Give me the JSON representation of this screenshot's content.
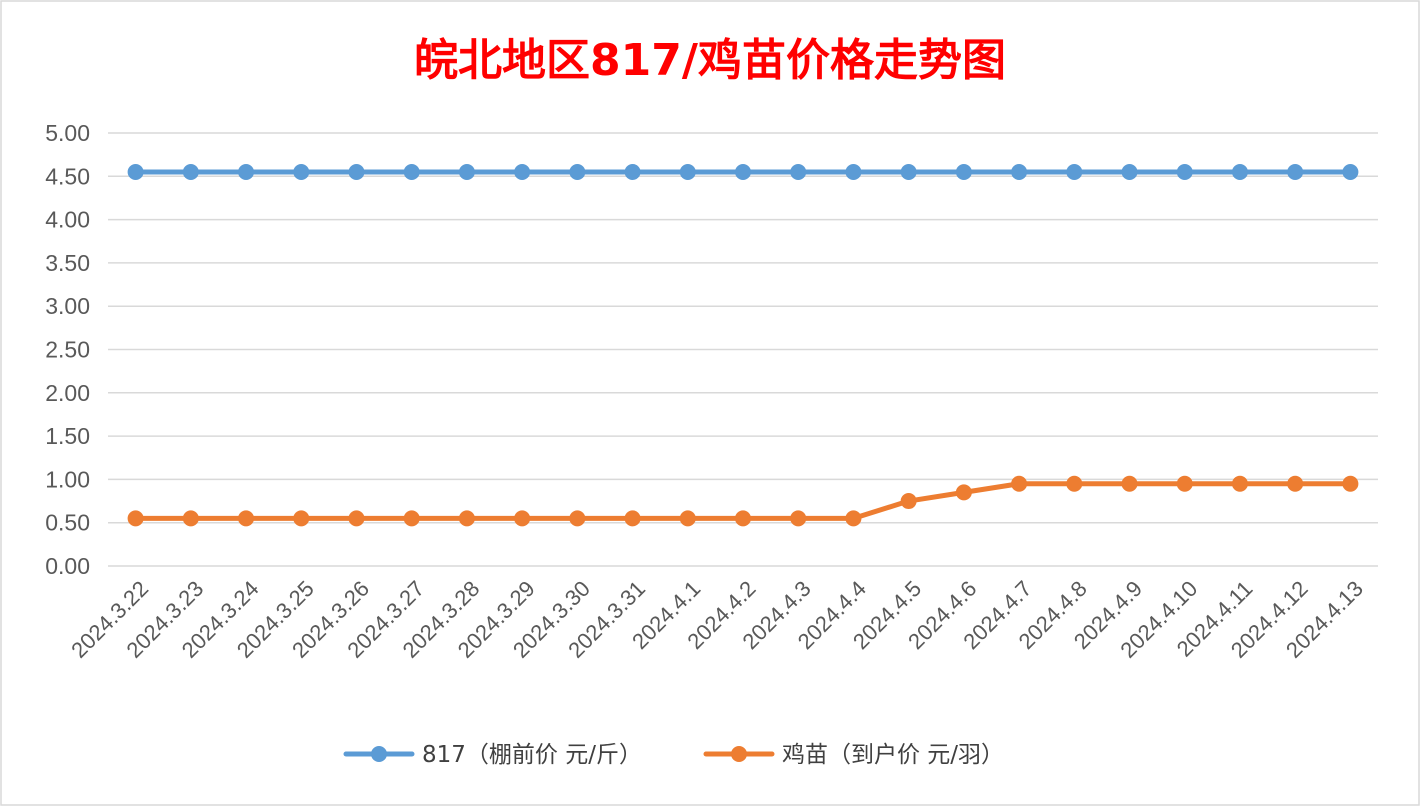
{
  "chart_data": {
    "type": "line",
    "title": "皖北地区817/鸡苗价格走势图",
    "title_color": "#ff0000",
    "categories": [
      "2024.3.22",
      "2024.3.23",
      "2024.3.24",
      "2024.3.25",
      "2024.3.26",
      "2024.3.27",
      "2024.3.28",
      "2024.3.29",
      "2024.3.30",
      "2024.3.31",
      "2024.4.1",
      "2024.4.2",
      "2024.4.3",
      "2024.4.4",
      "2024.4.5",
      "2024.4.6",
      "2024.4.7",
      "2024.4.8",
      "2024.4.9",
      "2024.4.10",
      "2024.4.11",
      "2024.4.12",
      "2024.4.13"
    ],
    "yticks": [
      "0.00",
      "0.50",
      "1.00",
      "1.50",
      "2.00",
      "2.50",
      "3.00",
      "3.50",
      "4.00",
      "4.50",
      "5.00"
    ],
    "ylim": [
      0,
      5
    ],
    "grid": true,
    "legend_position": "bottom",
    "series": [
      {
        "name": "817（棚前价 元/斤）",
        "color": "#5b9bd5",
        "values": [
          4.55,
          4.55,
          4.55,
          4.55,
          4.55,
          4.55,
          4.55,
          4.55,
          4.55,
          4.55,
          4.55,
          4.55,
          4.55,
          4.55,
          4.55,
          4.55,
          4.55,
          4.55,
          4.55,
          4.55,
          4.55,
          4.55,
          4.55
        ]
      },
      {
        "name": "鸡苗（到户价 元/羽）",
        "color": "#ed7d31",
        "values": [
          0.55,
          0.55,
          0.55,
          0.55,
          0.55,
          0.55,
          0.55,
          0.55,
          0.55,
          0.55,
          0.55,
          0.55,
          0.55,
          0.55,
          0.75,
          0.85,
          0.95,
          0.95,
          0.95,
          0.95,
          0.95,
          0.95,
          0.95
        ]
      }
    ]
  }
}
•••
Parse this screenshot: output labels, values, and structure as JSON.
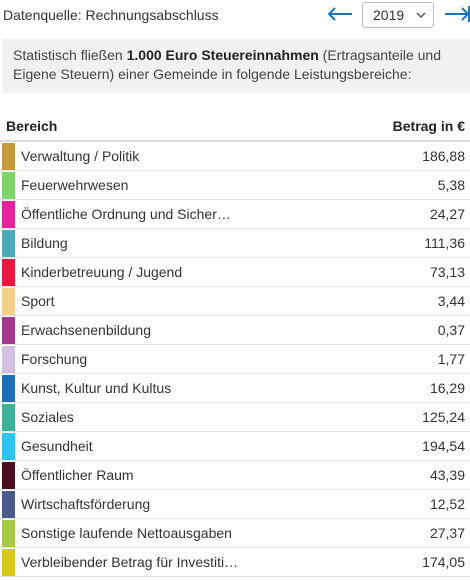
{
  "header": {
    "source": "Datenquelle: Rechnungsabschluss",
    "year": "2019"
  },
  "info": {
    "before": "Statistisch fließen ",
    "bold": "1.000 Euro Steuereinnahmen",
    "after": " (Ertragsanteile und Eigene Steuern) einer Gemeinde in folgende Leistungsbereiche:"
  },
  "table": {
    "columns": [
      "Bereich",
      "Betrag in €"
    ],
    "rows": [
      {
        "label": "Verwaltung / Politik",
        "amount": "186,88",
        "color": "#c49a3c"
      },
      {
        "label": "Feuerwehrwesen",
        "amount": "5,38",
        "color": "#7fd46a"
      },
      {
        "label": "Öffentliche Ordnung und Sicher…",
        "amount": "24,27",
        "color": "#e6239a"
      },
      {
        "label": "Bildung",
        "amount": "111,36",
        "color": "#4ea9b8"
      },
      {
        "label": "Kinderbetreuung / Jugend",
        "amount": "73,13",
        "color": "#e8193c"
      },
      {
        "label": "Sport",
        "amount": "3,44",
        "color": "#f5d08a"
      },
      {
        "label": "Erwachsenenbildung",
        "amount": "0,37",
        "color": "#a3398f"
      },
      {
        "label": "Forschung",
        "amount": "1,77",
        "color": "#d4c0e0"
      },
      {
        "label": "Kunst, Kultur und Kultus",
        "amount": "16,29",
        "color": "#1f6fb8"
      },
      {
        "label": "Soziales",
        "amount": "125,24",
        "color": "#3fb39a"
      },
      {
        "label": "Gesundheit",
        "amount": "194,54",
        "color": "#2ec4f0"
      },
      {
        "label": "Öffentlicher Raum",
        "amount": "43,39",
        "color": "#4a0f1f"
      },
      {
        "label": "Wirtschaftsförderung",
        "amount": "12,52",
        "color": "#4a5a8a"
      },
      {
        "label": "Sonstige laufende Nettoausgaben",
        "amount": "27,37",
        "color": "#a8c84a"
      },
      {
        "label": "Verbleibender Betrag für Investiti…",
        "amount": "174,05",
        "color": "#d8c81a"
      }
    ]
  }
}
•••
Check every line of the material for the string "JSON" and give the number of lines that have it, without anything else.

RESULT – 2